───── Provided entries ─────
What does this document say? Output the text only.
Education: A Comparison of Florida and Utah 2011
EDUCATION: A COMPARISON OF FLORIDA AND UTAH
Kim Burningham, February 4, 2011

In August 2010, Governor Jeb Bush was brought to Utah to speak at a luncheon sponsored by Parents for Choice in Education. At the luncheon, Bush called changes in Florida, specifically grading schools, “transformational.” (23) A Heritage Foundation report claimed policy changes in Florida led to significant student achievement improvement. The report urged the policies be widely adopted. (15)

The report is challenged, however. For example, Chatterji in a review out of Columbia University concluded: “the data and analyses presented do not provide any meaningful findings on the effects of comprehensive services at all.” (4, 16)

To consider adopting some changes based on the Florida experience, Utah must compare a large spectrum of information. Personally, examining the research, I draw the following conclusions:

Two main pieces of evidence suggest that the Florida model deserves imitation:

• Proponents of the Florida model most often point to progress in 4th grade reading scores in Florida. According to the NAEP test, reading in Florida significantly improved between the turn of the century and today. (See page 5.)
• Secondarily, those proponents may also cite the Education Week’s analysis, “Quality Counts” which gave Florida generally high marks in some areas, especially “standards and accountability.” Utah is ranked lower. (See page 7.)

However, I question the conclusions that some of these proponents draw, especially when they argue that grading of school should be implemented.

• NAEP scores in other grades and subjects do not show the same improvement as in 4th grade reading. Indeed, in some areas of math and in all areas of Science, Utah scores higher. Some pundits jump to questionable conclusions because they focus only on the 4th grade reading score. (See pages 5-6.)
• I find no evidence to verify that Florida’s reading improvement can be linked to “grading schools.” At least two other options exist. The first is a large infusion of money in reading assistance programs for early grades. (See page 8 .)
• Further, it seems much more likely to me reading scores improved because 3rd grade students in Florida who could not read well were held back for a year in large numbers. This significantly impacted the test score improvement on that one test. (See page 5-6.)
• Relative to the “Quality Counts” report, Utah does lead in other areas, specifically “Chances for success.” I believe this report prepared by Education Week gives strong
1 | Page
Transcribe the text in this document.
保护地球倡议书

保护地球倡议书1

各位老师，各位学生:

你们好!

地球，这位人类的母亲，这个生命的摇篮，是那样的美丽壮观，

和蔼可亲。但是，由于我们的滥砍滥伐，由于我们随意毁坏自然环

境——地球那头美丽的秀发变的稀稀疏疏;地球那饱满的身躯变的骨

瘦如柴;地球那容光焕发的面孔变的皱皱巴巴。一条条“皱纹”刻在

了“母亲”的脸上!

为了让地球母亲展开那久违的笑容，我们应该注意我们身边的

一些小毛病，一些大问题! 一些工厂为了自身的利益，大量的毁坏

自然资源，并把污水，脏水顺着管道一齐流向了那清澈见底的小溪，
─────
*Job*. The listing above must be transcribed exactly, line by line.

*Completed task*.
What does this document say? Output the text only.
Education: A Comparison of Florida and Utah 2011
EDUCATION: A COMPARISON OF FLORIDA AND UTAH
Kim Burningham, February 4, 2011

In August 2010, Governor Jeb Bush was brought to Utah to speak at a luncheon sponsored by Parents for Choice in Education. At the luncheon, Bush called changes in Florida, specifically grading schools, “transformational.” (23) A Heritage Foundation report claimed policy changes in Florida led to significant student achievement improvement. The report urged the policies be widely adopted. (15)

The report is challenged, however. For example, Chatterji in a review out of Columbia University concluded: “the data and analyses presented do not provide any meaningful findings on the effects of comprehensive services at all.” (4, 16)

To consider adopting some changes based on the Florida experience, Utah must compare a large spectrum of information. Personally, examining the research, I draw the following conclusions:

Two main pieces of evidence suggest that the Florida model deserves imitation:

• Proponents of the Florida model most often point to progress in 4th grade reading scores in Florida. According to the NAEP test, reading in Florida significantly improved between the turn of the century and today. (See page 5.)
• Secondarily, those proponents may also cite the Education Week’s analysis, “Quality Counts” which gave Florida generally high marks in some areas, especially “standards and accountability.” Utah is ranked lower. (See page 7.)

However, I question the conclusions that some of these proponents draw, especially when they argue that grading of school should be implemented.

• NAEP scores in other grades and subjects do not show the same improvement as in 4th grade reading. Indeed, in some areas of math and in all areas of Science, Utah scores higher. Some pundits jump to questionable conclusions because they focus only on the 4th grade reading score. (See pages 5-6.)
• I find no evidence to verify that Florida’s reading improvement can be linked to “grading schools.” At least two other options exist. The first is a large infusion of money in reading assistance programs for early grades. (See page 8 .)
• Further, it seems much more likely to me reading scores improved because 3rd grade students in Florida who could not read well were held back for a year in large numbers. This significantly impacted the test score improvement on that one test. (See page 5-6.)
• Relative to the “Quality Counts” report, Utah does lead in other areas, specifically “Chances for success.” I believe this report prepared by Education Week gives strong
1 | Page
Transcribe the text in this document.
保护地球倡议书

保护地球倡议书1

各位老师，各位学生:

你们好!

地球，这位人类的母亲，这个生命的摇篮，是那样的美丽壮观，

和蔼可亲。但是，由于我们的滥砍滥伐，由于我们随意毁坏自然环

境——地球那头美丽的秀发变的稀稀疏疏;地球那饱满的身躯变的骨

瘦如柴;地球那容光焕发的面孔变的皱皱巴巴。一条条“皱纹”刻在

了“母亲”的脸上!

为了让地球母亲展开那久违的笑容，我们应该注意我们身边的

一些小毛病，一些大问题! 一些工厂为了自身的利益，大量的毁坏

自然资源，并把污水，脏水顺着管道一齐流向了那清澈见底的小溪，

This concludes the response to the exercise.